Copy the data precisely, character for character, and leave out every picture.

## Material provided

------------------------------------------------

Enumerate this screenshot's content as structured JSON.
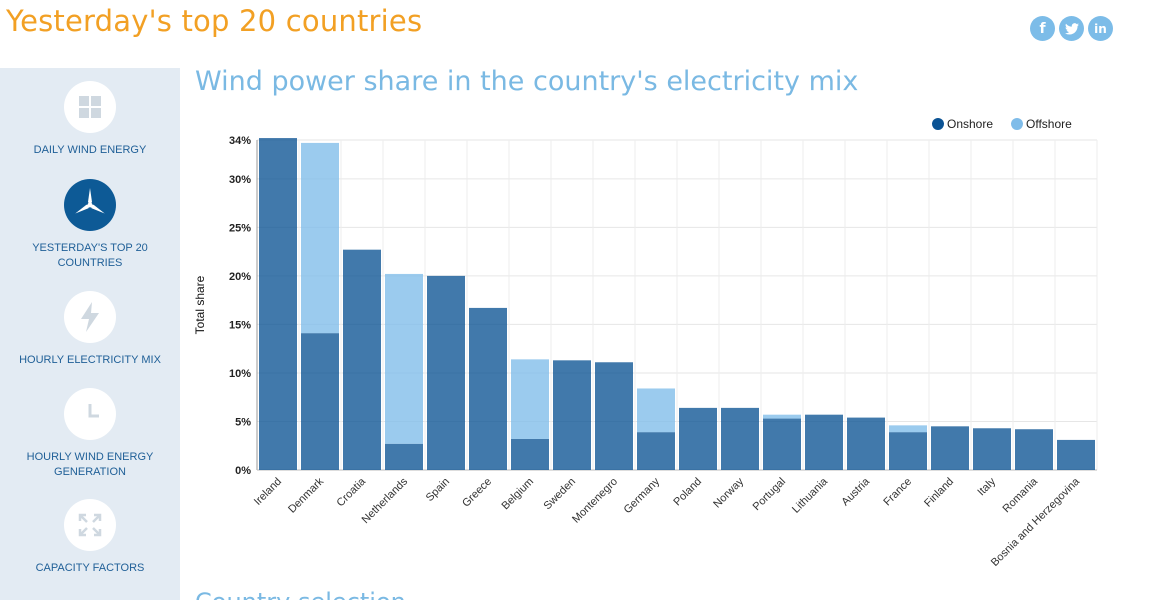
{
  "header": {
    "title": "Yesterday's top 20 countries"
  },
  "social": [
    {
      "name": "facebook-icon",
      "glyph": "f"
    },
    {
      "name": "twitter-icon",
      "glyph": ""
    },
    {
      "name": "linkedin-icon",
      "glyph": "in"
    }
  ],
  "sidebar": {
    "items": [
      {
        "label": "DAILY WIND ENERGY",
        "icon": "grid-icon",
        "active": false
      },
      {
        "label": "YESTERDAY'S TOP 20 COUNTRIES",
        "icon": "wind-turbine-icon",
        "active": true
      },
      {
        "label": "HOURLY ELECTRICITY MIX",
        "icon": "lightning-icon",
        "active": false
      },
      {
        "label": "HOURLY WIND ENERGY GENERATION",
        "icon": "clock-icon",
        "active": false
      },
      {
        "label": "CAPACITY FACTORS",
        "icon": "expand-icon",
        "active": false
      }
    ]
  },
  "main": {
    "chart_title": "Wind power share in the country's electricity mix",
    "next_section_title": "Country selection"
  },
  "chart_data": {
    "type": "bar",
    "stacked": true,
    "categories": [
      "Ireland",
      "Denmark",
      "Croatia",
      "Netherlands",
      "Spain",
      "Greece",
      "Belgium",
      "Sweden",
      "Montenegro",
      "Germany",
      "Poland",
      "Norway",
      "Portugal",
      "Lithuania",
      "Austria",
      "France",
      "Finland",
      "Italy",
      "Romania",
      "Bosnia and Herzegovina"
    ],
    "series": [
      {
        "name": "Onshore",
        "color": "#0b5394",
        "values": [
          34.2,
          14.1,
          22.7,
          2.7,
          20.0,
          16.7,
          3.2,
          11.3,
          11.1,
          3.9,
          6.4,
          6.4,
          5.3,
          5.7,
          5.4,
          3.9,
          4.5,
          4.3,
          4.2,
          3.1
        ]
      },
      {
        "name": "Offshore",
        "color": "#7fbce9",
        "values": [
          0,
          19.6,
          0,
          17.5,
          0,
          0,
          8.2,
          0,
          0,
          4.5,
          0,
          0,
          0.4,
          0,
          0,
          0.7,
          0,
          0,
          0,
          0
        ]
      }
    ],
    "ylabel": "Total share",
    "xlabel": "",
    "ylim": [
      0,
      34
    ],
    "yticks": [
      "0%",
      "5%",
      "10%",
      "15%",
      "20%",
      "25%",
      "30%",
      "34%"
    ],
    "ytick_values": [
      0,
      5,
      10,
      15,
      20,
      25,
      30,
      34
    ],
    "grid": true,
    "legend_position": "top-right"
  }
}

------------------------------------------------

## Full output
Enumerate this screenshot's content as structured JSON.
{
  "header": {
    "title": "Yesterday's top 20 countries"
  },
  "social": [
    {
      "name": "facebook-icon",
      "glyph": "f"
    },
    {
      "name": "twitter-icon",
      "glyph": ""
    },
    {
      "name": "linkedin-icon",
      "glyph": "in"
    }
  ],
  "sidebar": {
    "items": [
      {
        "label": "DAILY WIND ENERGY",
        "icon": "grid-icon",
        "active": false
      },
      {
        "label": "YESTERDAY'S TOP 20 COUNTRIES",
        "icon": "wind-turbine-icon",
        "active": true
      },
      {
        "label": "HOURLY ELECTRICITY MIX",
        "icon": "lightning-icon",
        "active": false
      },
      {
        "label": "HOURLY WIND ENERGY GENERATION",
        "icon": "clock-icon",
        "active": false
      },
      {
        "label": "CAPACITY FACTORS",
        "icon": "expand-icon",
        "active": false
      }
    ]
  },
  "main": {
    "chart_title": "Wind power share in the country's electricity mix",
    "next_section_title": "Country selection"
  },
  "chart_data": {
    "type": "bar",
    "stacked": true,
    "categories": [
      "Ireland",
      "Denmark",
      "Croatia",
      "Netherlands",
      "Spain",
      "Greece",
      "Belgium",
      "Sweden",
      "Montenegro",
      "Germany",
      "Poland",
      "Norway",
      "Portugal",
      "Lithuania",
      "Austria",
      "France",
      "Finland",
      "Italy",
      "Romania",
      "Bosnia and Herzegovina"
    ],
    "series": [
      {
        "name": "Onshore",
        "color": "#0b5394",
        "values": [
          34.2,
          14.1,
          22.7,
          2.7,
          20.0,
          16.7,
          3.2,
          11.3,
          11.1,
          3.9,
          6.4,
          6.4,
          5.3,
          5.7,
          5.4,
          3.9,
          4.5,
          4.3,
          4.2,
          3.1
        ]
      },
      {
        "name": "Offshore",
        "color": "#7fbce9",
        "values": [
          0,
          19.6,
          0,
          17.5,
          0,
          0,
          8.2,
          0,
          0,
          4.5,
          0,
          0,
          0.4,
          0,
          0,
          0.7,
          0,
          0,
          0,
          0
        ]
      }
    ],
    "ylabel": "Total share",
    "xlabel": "",
    "ylim": [
      0,
      34
    ],
    "yticks": [
      "0%",
      "5%",
      "10%",
      "15%",
      "20%",
      "25%",
      "30%",
      "34%"
    ],
    "ytick_values": [
      0,
      5,
      10,
      15,
      20,
      25,
      30,
      34
    ],
    "grid": true,
    "legend_position": "top-right"
  }
}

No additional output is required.